Written task ▸ Your task is to extract every line from the material below exactly.

-=-=-

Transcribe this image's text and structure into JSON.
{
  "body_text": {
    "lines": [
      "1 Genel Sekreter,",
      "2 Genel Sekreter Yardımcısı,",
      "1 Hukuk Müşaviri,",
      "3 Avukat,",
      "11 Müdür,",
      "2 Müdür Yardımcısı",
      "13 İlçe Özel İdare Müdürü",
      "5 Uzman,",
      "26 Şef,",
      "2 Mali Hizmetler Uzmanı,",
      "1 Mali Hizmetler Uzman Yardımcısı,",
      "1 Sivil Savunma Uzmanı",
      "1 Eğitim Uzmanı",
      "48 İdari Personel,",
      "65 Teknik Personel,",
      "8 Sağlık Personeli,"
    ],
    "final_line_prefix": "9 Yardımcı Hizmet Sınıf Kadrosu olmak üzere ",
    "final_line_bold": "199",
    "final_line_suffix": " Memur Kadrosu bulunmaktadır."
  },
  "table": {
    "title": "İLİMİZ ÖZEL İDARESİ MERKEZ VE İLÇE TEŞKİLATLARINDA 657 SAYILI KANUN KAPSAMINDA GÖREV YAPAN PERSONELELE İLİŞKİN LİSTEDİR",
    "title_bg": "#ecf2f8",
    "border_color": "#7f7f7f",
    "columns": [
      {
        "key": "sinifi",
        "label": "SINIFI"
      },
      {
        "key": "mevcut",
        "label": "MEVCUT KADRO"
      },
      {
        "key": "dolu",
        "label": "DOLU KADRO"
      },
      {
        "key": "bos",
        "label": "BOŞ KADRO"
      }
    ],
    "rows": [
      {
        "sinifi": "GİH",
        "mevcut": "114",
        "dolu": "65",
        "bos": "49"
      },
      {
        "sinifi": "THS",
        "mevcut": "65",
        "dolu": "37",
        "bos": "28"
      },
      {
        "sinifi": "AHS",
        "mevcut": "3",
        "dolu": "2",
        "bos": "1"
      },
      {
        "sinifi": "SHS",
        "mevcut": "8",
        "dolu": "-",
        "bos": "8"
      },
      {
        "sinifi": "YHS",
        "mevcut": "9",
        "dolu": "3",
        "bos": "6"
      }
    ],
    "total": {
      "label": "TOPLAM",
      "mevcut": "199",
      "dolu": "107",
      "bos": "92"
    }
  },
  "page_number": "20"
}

-=-=-

Reply ▸
Transcribe this image's text and structure into JSON.
{
  "body_text": {
    "lines": [
      "1 Genel Sekreter,",
      "2 Genel Sekreter Yardımcısı,",
      "1 Hukuk Müşaviri,",
      "3 Avukat,",
      "11 Müdür,",
      "2 Müdür Yardımcısı",
      "13 İlçe Özel İdare Müdürü",
      "5 Uzman,",
      "26 Şef,",
      "2 Mali Hizmetler Uzmanı,",
      "1 Mali Hizmetler Uzman Yardımcısı,",
      "1 Sivil Savunma Uzmanı",
      "1 Eğitim Uzmanı",
      "48 İdari Personel,",
      "65 Teknik Personel,",
      "8 Sağlık Personeli,"
    ],
    "final_line_prefix": "9 Yardımcı Hizmet Sınıf Kadrosu olmak üzere ",
    "final_line_bold": "199",
    "final_line_suffix": " Memur Kadrosu bulunmaktadır."
  },
  "table": {
    "title": "İLİMİZ ÖZEL İDARESİ MERKEZ VE İLÇE TEŞKİLATLARINDA 657 SAYILI KANUN KAPSAMINDA GÖREV YAPAN PERSONELELE İLİŞKİN LİSTEDİR",
    "title_bg": "#ecf2f8",
    "border_color": "#7f7f7f",
    "columns": [
      {
        "key": "sinifi",
        "label": "SINIFI"
      },
      {
        "key": "mevcut",
        "label": "MEVCUT KADRO"
      },
      {
        "key": "dolu",
        "label": "DOLU KADRO"
      },
      {
        "key": "bos",
        "label": "BOŞ KADRO"
      }
    ],
    "rows": [
      {
        "sinifi": "GİH",
        "mevcut": "114",
        "dolu": "65",
        "bos": "49"
      },
      {
        "sinifi": "THS",
        "mevcut": "65",
        "dolu": "37",
        "bos": "28"
      },
      {
        "sinifi": "AHS",
        "mevcut": "3",
        "dolu": "2",
        "bos": "1"
      },
      {
        "sinifi": "SHS",
        "mevcut": "8",
        "dolu": "-",
        "bos": "8"
      },
      {
        "sinifi": "YHS",
        "mevcut": "9",
        "dolu": "3",
        "bos": "6"
      }
    ],
    "total": {
      "label": "TOPLAM",
      "mevcut": "199",
      "dolu": "107",
      "bos": "92"
    }
  },
  "page_number": "20"
}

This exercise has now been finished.